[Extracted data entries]

···

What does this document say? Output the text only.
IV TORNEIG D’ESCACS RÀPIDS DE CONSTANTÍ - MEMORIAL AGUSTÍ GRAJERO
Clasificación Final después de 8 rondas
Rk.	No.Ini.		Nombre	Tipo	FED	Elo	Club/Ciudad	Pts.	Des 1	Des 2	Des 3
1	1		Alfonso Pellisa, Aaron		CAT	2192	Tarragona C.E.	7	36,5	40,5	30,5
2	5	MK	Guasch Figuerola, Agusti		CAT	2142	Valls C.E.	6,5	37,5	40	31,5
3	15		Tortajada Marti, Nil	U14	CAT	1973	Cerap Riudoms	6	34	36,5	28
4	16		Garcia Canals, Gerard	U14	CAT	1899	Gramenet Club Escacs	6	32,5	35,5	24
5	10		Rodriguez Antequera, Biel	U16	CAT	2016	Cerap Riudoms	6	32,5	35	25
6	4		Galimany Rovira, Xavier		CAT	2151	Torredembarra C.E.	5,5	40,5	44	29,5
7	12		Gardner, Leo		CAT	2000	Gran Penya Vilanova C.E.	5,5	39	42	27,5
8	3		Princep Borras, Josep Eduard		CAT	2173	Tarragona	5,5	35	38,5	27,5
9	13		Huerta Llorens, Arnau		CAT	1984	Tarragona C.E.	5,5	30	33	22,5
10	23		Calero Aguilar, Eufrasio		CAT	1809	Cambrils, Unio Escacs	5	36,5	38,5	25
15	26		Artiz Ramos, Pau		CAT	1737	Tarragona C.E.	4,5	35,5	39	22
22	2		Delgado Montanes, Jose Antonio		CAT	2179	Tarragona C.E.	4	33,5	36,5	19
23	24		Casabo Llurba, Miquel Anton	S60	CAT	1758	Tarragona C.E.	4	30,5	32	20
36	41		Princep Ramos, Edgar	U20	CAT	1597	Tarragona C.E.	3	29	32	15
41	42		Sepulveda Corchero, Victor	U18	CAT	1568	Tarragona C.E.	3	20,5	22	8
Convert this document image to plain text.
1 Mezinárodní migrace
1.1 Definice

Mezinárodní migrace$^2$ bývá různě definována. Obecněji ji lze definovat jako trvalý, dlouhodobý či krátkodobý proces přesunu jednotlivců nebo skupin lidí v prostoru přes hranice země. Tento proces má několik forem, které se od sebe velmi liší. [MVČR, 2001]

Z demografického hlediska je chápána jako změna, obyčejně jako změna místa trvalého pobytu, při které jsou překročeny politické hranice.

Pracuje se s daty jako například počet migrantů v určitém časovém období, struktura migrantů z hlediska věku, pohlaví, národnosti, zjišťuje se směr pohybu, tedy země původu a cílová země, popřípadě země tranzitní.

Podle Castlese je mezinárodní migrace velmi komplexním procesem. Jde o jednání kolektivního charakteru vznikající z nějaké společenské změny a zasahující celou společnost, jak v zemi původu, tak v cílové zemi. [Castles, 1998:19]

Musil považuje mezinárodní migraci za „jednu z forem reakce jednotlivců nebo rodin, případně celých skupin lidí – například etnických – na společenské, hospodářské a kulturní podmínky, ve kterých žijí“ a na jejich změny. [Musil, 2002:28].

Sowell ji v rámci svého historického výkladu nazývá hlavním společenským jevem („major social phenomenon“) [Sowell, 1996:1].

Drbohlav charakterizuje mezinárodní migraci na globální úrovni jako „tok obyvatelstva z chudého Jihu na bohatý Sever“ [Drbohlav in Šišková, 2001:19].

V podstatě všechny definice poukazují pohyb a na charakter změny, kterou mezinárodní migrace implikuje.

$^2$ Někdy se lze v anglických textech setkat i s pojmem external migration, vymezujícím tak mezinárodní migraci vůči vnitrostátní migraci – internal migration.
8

···

> Aim
Reproduce the data shown above exactly.

> Problem solution
What does this document say? Output the text only.
IV TORNEIG D’ESCACS RÀPIDS DE CONSTANTÍ - MEMORIAL AGUSTÍ GRAJERO
Clasificación Final después de 8 rondas
Rk.	No.Ini.		Nombre	Tipo	FED	Elo	Club/Ciudad	Pts.	Des 1	Des 2	Des 3
1	1		Alfonso Pellisa, Aaron		CAT	2192	Tarragona C.E.	7	36,5	40,5	30,5
2	5	MK	Guasch Figuerola, Agusti		CAT	2142	Valls C.E.	6,5	37,5	40	31,5
3	15		Tortajada Marti, Nil	U14	CAT	1973	Cerap Riudoms	6	34	36,5	28
4	16		Garcia Canals, Gerard	U14	CAT	1899	Gramenet Club Escacs	6	32,5	35,5	24
5	10		Rodriguez Antequera, Biel	U16	CAT	2016	Cerap Riudoms	6	32,5	35	25
6	4		Galimany Rovira, Xavier		CAT	2151	Torredembarra C.E.	5,5	40,5	44	29,5
7	12		Gardner, Leo		CAT	2000	Gran Penya Vilanova C.E.	5,5	39	42	27,5
8	3		Princep Borras, Josep Eduard		CAT	2173	Tarragona	5,5	35	38,5	27,5
9	13		Huerta Llorens, Arnau		CAT	1984	Tarragona C.E.	5,5	30	33	22,5
10	23		Calero Aguilar, Eufrasio		CAT	1809	Cambrils, Unio Escacs	5	36,5	38,5	25
15	26		Artiz Ramos, Pau		CAT	1737	Tarragona C.E.	4,5	35,5	39	22
22	2		Delgado Montanes, Jose Antonio		CAT	2179	Tarragona C.E.	4	33,5	36,5	19
23	24		Casabo Llurba, Miquel Anton	S60	CAT	1758	Tarragona C.E.	4	30,5	32	20
36	41		Princep Ramos, Edgar	U20	CAT	1597	Tarragona C.E.	3	29	32	15
41	42		Sepulveda Corchero, Victor	U18	CAT	1568	Tarragona C.E.	3	20,5	22	8
Convert this document image to plain text.
1 Mezinárodní migrace
1.1 Definice

Mezinárodní migrace$^2$ bývá různě definována. Obecněji ji lze definovat jako trvalý, dlouhodobý či krátkodobý proces přesunu jednotlivců nebo skupin lidí v prostoru přes hranice země. Tento proces má několik forem, které se od sebe velmi liší. [MVČR, 2001]

Z demografického hlediska je chápána jako změna, obyčejně jako změna místa trvalého pobytu, při které jsou překročeny politické hranice.

Pracuje se s daty jako například počet migrantů v určitém časovém období, struktura migrantů z hlediska věku, pohlaví, národnosti, zjišťuje se směr pohybu, tedy země původu a cílová země, popřípadě země tranzitní.

Podle Castlese je mezinárodní migrace velmi komplexním procesem. Jde o jednání kolektivního charakteru vznikající z nějaké společenské změny a zasahující celou společnost, jak v zemi původu, tak v cílové zemi. [Castles, 1998:19]

Musil považuje mezinárodní migraci za „jednu z forem reakce jednotlivců nebo rodin, případně celých skupin lidí – například etnických – na společenské, hospodářské a kulturní podmínky, ve kterých žijí“ a na jejich změny. [Musil, 2002:28].

Sowell ji v rámci svého historického výkladu nazývá hlavním společenským jevem („major social phenomenon“) [Sowell, 1996:1].

Drbohlav charakterizuje mezinárodní migraci na globální úrovni jako „tok obyvatelstva z chudého Jihu na bohatý Sever“ [Drbohlav in Šišková, 2001:19].

V podstatě všechny definice poukazují pohyb a na charakter změny, kterou mezinárodní migrace implikuje.

$^2$ Někdy se lze v anglických textech setkat i s pojmem external migration, vymezujícím tak mezinárodní migraci vůči vnitrostátní migraci – internal migration.
8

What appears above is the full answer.